───── TEXT EXTRACT

Perhaps best left until the end of your stay in Kenya, LAMU may otherwise precipitate a change in your plans as you’re lulled into a slow rhythm in which days and weeks pass by unheeded and objectives get forgotten. The deliciously lazy atmosphere is, for many people, the best worst-kept secret on the coast. All the senses get a full work-out here, so that actually doing anything is sometimes a problem. You can spend hours on a roof or veranda just watching the town go by, feeling its mood swing effortlessly through its well-worn cycles – from prayer call to prayer call, from tide to tide, and from dawn to dusk.
If this doesn’t hit the right note for you, you might actually rather hate Lamu: hot, dirty and boring are adjectives that have been applied by sane and pleasant people. You can certainly improve your chances of liking Lamu by not coming here at the tail end of the dry season, when the town’s gutters are blocked with refuse, the courtyard gardens wilt under the sun and the heat is sapping.
Lamu is something of a myth factory. Conventionally labelled an “Arab trading town”, it is actually one of the last viable remnants of the Swahili civilization that was the dominant cultural force along the coast until the arrival of the British. In the 1960s, Lamu’s unique blend of beaches, gentle Islamic ambience, funky old town and a host population well used to strangers was a recipe which took over where Marrakesh left off, and it acquired a reputation as Kenya’s Kathmandu; the end of the African hippie trail and a stopover on the way to India. Shaggy foreigners were only allowed to visit on condition they stayed in lodgings and didn’t camp on the beach.
Not many people want to camp out these days. The proliferation of guesthouses in the heart of Lamu town encourages an ethos that is more interactive than hippie-escapist. Happily, visitors and locals cross paths enough to avoid any tedium – though for women travelling without men, this can itself become tedious (see Information). Having said that, there can hardly be another town in the world as utterly unthreatening as Lamu. Leave your room at midnight for a breath of air and you can stroll up a hushed Harambee Avenue, or tread up the darkest of alleys, and fear absolutely nothing. It’s an exhilarating experience.
If you want to spend all your time on the beach, then staying in Shela is the obvious solution, and there’s an ever-growing range of quite stylish possibilities there, though hardly anywhere really inexpensive.
Fewer people see the interior of Lamu island itself, which is a pity, as it’s a pretty, if rather inhospitable area. Much of it is patched into shambas with the herds of cattle, coconut palms, mango and citrus trees that still provide the bulk of Lamu’s wealth. The two villages you might head for here are Matondoni, on the north shore of the island, by the creek, and Kipungani, on the western side.
The undeniably Arab flavour of Lamu is not nearly as old as the town itself. It derives from the later nineteenth century when the Omanis, and to some extent the Hadhramis from what is now Yemen, held sway in the town. The first British representatives in Lamu found themselves among pale-skinned, slave-owning Arab rulers, and the cultural and racial stereotypes that were propagated have never completely disappeared.
Lamu was established on its present site by the fourteenth century, but there have been people living on the island for much longer than that. The fresh-water supplies beneath Shela made the island attractive to refugees from the mainland and people have been escaping here for two thousand years or more. It was also one of the earliest places on the coast to attract settlers from the Persian Gulf and there were almost certainly people here from Arabia and southwest Asia even before the foundation of Islam.

──────────

### TO DO
- 1) In the Lamu passage, rewrite the part from "Not many people" to "anywhere really inexpensive.", replacing "midnight" with "dawn".
- 2) Which adjectives does the Lamu passage say sane and pleasant people have applied to the town?
The listing has nothing to do with the Lamu passage.

───── DATA BLOCK

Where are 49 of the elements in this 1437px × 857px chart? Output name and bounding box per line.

──────────

### TASK ANSWERS
- 1)
Not many people want to camp out these days. The proliferation of guesthouses in the heart of Lamu town encourages an ethos that is more interactive than hippie-escapist. Happily, visitors and locals cross paths enough to avoid any tedium – though for women travelling without men, this can itself become tedious (see Information). Having said that, there can hardly be another town in the world as utterly unthreatening as Lamu. Leave your room at dawn for a breath of air and you can stroll up a hushed Harambee Avenue, or tread up the darkest of alleys, and fear absolutely nothing. It’s an exhilarating experience.
If you want to spend all your time on the beach, then staying in Shela is the obvious solution, and there’s an ever-growing range of quite stylish possibilities there, though hardly anywhere really inexpensive.

- 2) hot, dirty, boring